Your objective - Give back every line exactly as it appears, pictures excluded.

Source records -
-- -- --

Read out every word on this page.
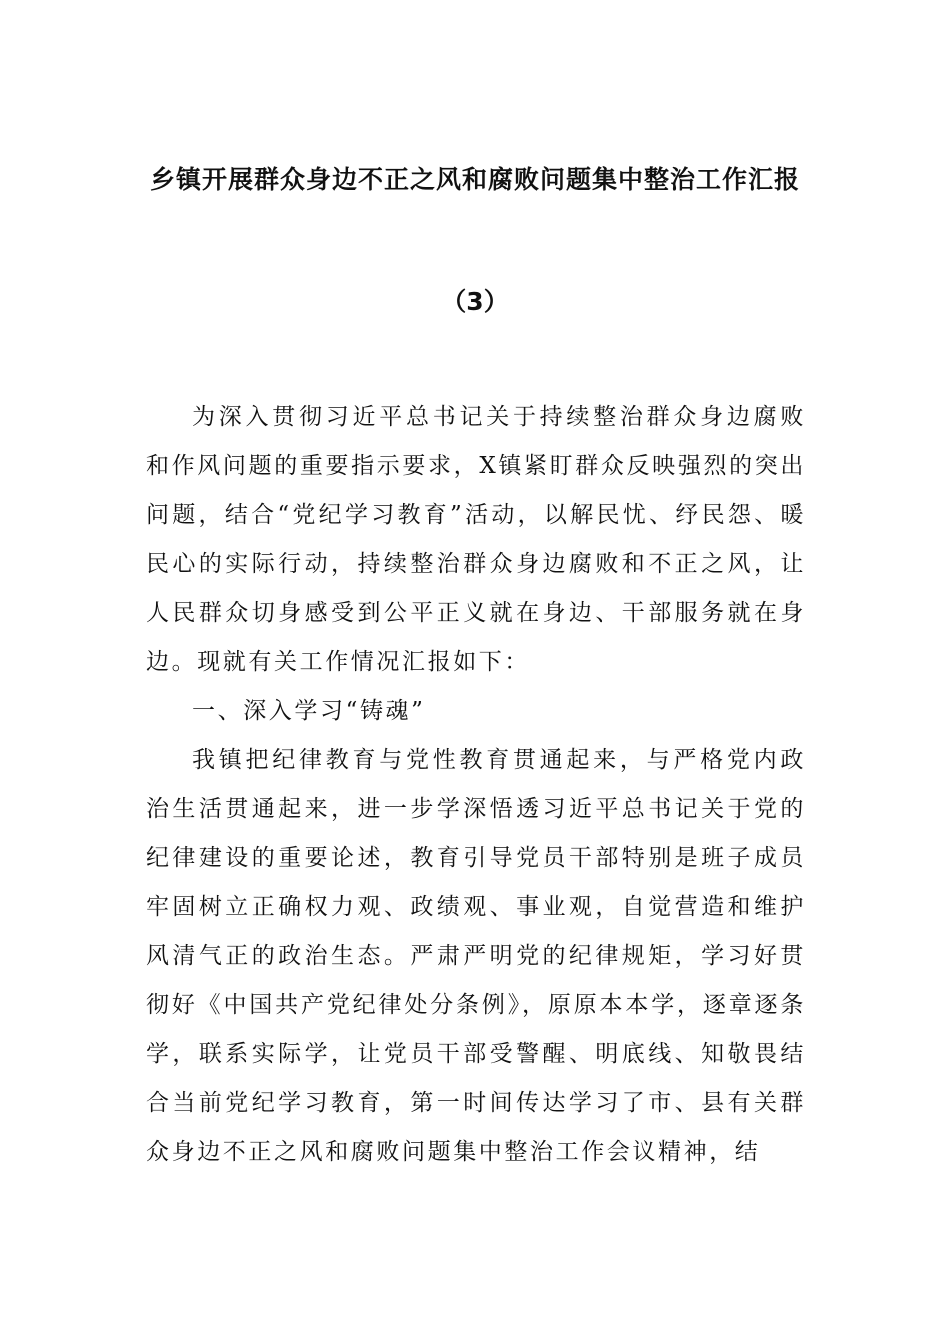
乡镇开展群众身边不正之风和腐败问题集中整治工作汇报
（3）

为深入贯彻习近平总书记关于持续整治群众身边腐败和作风问题的重要指示要求，X镇紧盯群众反映强烈的突出问题，结合“党纪学习教育”活动，以解民忧、纾民怨、暖民心的实际行动，持续整治群众身边腐败和不正之风，让人民群众切身感受到公平正义就在身边、干部服务就在身边。现就有关工作情况汇报如下：

一、深入学习“铸魂”

我镇把纪律教育与党性教育贯通起来，与严格党内政治生活贯通起来，进一步学深悟透习近平总书记关于党的纪律建设的重要论述，教育引导党员干部特别是班子成员牢固树立正确权力观、政绩观、事业观，自觉营造和维护风清气正的政治生态。严肃严明党的纪律规矩，学习好贯彻好《中国共产党纪律处分条例》，原原本本学，逐章逐条学，联系实际学，让党员干部受警醒、明底线、知敬畏结合当前党纪学习教育，第一时间传达学习了市、县有关群众身边不正之风和腐败问题集中整治工作会议精神，结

-- -- --

Answer below -
Read out every word on this page.
乡镇开展群众身边不正之风和腐败问题集中整治工作汇报
（3）

为深入贯彻习近平总书记关于持续整治群众身边腐败和作风问题的重要指示要求，X镇紧盯群众反映强烈的突出问题，结合“党纪学习教育”活动，以解民忧、纾民怨、暖民心的实际行动，持续整治群众身边腐败和不正之风，让人民群众切身感受到公平正义就在身边、干部服务就在身边。现就有关工作情况汇报如下：

一、深入学习“铸魂”

我镇把纪律教育与党性教育贯通起来，与严格党内政治生活贯通起来，进一步学深悟透习近平总书记关于党的纪律建设的重要论述，教育引导党员干部特别是班子成员牢固树立正确权力观、政绩观、事业观，自觉营造和维护风清气正的政治生态。严肃严明党的纪律规矩，学习好贯彻好《中国共产党纪律处分条例》，原原本本学，逐章逐条学，联系实际学，让党员干部受警醒、明底线、知敬畏结合当前党纪学习教育，第一时间传达学习了市、县有关群众身边不正之风和腐败问题集中整治工作会议精神，结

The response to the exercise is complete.